• [TO BE DONE]: Pull every line containing "have" from the entries.

──────── TASK INPUTS ────────

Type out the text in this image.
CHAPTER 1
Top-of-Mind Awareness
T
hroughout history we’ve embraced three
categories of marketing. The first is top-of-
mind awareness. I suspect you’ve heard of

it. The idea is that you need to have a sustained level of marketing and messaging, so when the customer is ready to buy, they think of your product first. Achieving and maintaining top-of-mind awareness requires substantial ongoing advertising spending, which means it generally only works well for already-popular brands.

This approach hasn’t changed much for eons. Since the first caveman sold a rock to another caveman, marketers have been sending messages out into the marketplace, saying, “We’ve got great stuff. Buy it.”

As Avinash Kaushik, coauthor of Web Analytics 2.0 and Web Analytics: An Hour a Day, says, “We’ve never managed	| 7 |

────────

• [TASK ANSWER]:
it. The idea is that you need to have a sustained level of marketing and messaging, so when the customer is ready to buy, they think of your product first. Achieving and maintaining top-of-mind awareness requires substantial ongoing advertising spending, which means it generally only works well for already-popular brands.
This approach hasn’t changed much for eons. Since the first caveman sold a rock to another caveman, marketers have been sending messages out into the marketplace, saying, “We’ve got great stuff. Buy it.”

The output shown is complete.